§ Directive
Every entry below should be printed exactly, without its images.
-------------------------
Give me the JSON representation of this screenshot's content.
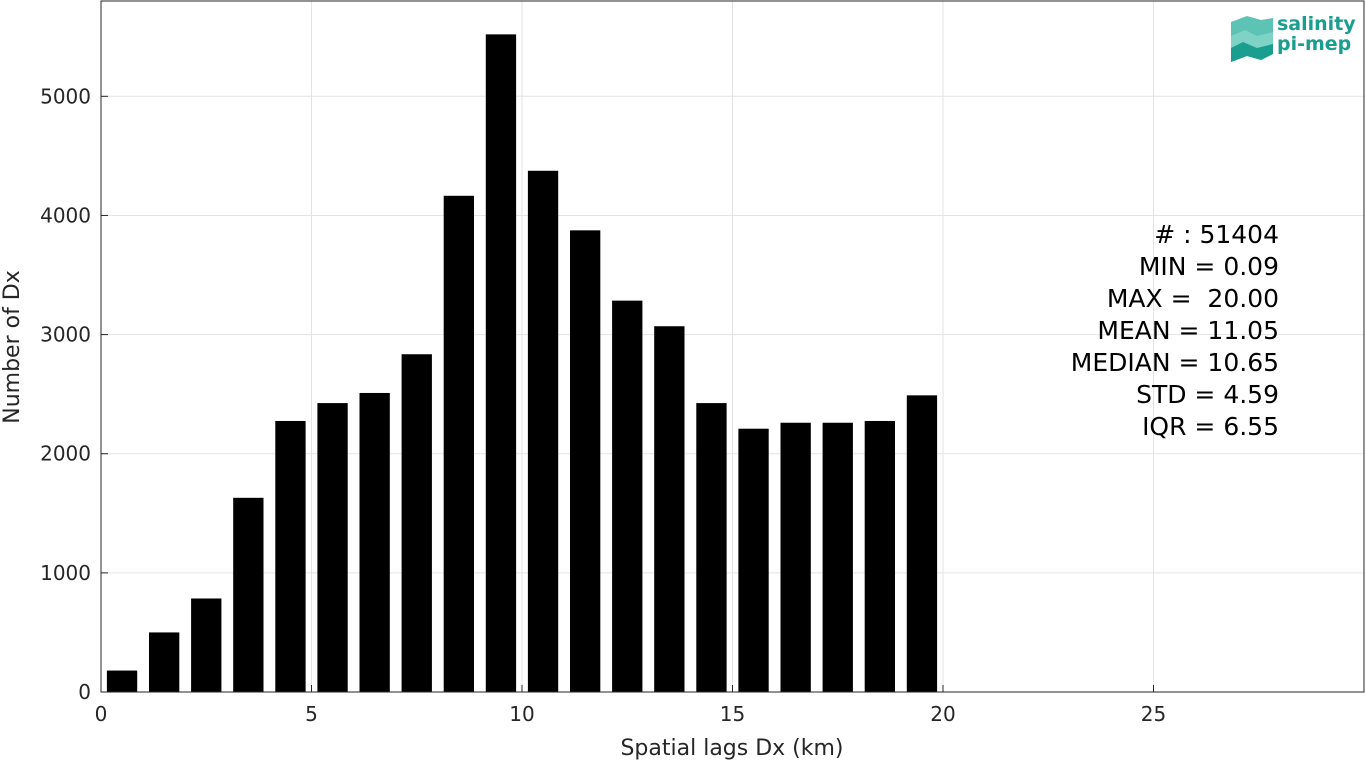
{
  "chart_data": {
    "type": "bar",
    "x": [
      0.5,
      1.5,
      2.5,
      3.5,
      4.5,
      5.5,
      6.5,
      7.5,
      8.5,
      9.5,
      10.5,
      11.5,
      12.5,
      13.5,
      14.5,
      15.5,
      16.5,
      17.5,
      18.5,
      19.5
    ],
    "values": [
      180,
      500,
      785,
      1630,
      2275,
      2425,
      2510,
      2835,
      4165,
      5520,
      4375,
      3875,
      3285,
      3070,
      2425,
      2210,
      2260,
      2260,
      2275,
      2490
    ],
    "title": "",
    "xlabel": "Spatial lags Dx (km)",
    "ylabel": "Number of Dx",
    "xlim": [
      0,
      30
    ],
    "ylim": [
      0,
      5800
    ],
    "xticks": [
      0,
      5,
      10,
      15,
      20,
      25
    ],
    "yticks": [
      0,
      1000,
      2000,
      3000,
      4000,
      5000
    ],
    "grid": true,
    "bar_color": "#000000",
    "stats": [
      "# : 51404",
      "MIN = 0.09",
      "MAX =  20.00",
      "MEAN = 11.05",
      "MEDIAN = 10.65",
      "STD = 4.59",
      "IQR = 6.55"
    ]
  },
  "logo": {
    "line1": "salinity",
    "line2": "pi-mep",
    "color": "#1a9e8f"
  }
}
-------------------------
§ Solution to the problem
Give me the JSON representation of this screenshot's content.
{
  "chart_data": {
    "type": "bar",
    "x": [
      0.5,
      1.5,
      2.5,
      3.5,
      4.5,
      5.5,
      6.5,
      7.5,
      8.5,
      9.5,
      10.5,
      11.5,
      12.5,
      13.5,
      14.5,
      15.5,
      16.5,
      17.5,
      18.5,
      19.5
    ],
    "values": [
      180,
      500,
      785,
      1630,
      2275,
      2425,
      2510,
      2835,
      4165,
      5520,
      4375,
      3875,
      3285,
      3070,
      2425,
      2210,
      2260,
      2260,
      2275,
      2490
    ],
    "title": "",
    "xlabel": "Spatial lags Dx (km)",
    "ylabel": "Number of Dx",
    "xlim": [
      0,
      30
    ],
    "ylim": [
      0,
      5800
    ],
    "xticks": [
      0,
      5,
      10,
      15,
      20,
      25
    ],
    "yticks": [
      0,
      1000,
      2000,
      3000,
      4000,
      5000
    ],
    "grid": true,
    "bar_color": "#000000",
    "stats": [
      "# : 51404",
      "MIN = 0.09",
      "MAX =  20.00",
      "MEAN = 11.05",
      "MEDIAN = 10.65",
      "STD = 4.59",
      "IQR = 6.55"
    ]
  },
  "logo": {
    "line1": "salinity",
    "line2": "pi-mep",
    "color": "#1a9e8f"
  }
}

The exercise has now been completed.